Tally the lines in the records underneath that contain the string "hullet", and state the figure by itself.

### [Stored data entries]
◇ ◇ ◇ ◇ ◇

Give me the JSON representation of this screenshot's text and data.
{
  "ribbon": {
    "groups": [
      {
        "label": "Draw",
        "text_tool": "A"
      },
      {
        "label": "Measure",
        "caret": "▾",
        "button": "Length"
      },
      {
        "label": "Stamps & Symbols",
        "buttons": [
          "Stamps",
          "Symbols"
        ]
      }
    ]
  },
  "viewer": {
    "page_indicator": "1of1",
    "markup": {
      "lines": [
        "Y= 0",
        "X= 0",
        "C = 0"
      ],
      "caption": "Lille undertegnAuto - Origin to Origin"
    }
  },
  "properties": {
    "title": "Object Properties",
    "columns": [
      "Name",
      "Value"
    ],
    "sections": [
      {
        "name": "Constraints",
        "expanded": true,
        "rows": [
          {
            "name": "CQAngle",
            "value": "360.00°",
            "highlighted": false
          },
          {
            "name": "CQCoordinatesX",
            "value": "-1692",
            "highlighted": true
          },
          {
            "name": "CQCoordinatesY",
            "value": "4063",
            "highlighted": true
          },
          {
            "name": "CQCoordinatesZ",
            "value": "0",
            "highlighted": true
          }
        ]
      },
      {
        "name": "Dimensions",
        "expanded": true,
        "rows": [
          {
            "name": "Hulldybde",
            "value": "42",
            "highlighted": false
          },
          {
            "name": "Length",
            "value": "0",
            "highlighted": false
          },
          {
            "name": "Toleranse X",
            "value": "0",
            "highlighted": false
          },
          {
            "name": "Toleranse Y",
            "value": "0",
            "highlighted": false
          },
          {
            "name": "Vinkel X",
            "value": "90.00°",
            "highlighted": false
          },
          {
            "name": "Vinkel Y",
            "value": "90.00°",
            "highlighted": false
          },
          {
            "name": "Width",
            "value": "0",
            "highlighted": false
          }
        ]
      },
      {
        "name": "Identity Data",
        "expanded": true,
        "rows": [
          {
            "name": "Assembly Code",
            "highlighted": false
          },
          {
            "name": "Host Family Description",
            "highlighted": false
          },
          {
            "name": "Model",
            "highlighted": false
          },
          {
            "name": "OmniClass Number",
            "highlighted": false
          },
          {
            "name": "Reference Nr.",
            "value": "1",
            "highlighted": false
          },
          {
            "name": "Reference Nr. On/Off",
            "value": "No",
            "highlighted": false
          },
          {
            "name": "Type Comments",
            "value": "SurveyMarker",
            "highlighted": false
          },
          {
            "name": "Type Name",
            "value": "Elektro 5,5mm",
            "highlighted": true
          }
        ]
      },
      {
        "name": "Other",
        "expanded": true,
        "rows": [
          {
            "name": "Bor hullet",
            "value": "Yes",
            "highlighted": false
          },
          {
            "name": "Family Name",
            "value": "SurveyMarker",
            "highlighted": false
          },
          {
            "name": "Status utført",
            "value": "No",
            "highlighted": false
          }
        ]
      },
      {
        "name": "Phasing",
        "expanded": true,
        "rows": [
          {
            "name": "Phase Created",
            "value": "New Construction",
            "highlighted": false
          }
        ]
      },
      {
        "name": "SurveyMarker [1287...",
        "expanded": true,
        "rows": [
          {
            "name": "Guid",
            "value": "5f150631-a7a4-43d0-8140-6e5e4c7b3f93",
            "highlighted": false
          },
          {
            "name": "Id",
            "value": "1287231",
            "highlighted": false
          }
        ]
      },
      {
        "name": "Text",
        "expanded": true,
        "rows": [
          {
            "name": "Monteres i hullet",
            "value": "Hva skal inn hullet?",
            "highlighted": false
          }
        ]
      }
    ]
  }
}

◇ ◇ ◇ ◇ ◇

### [Solution]
3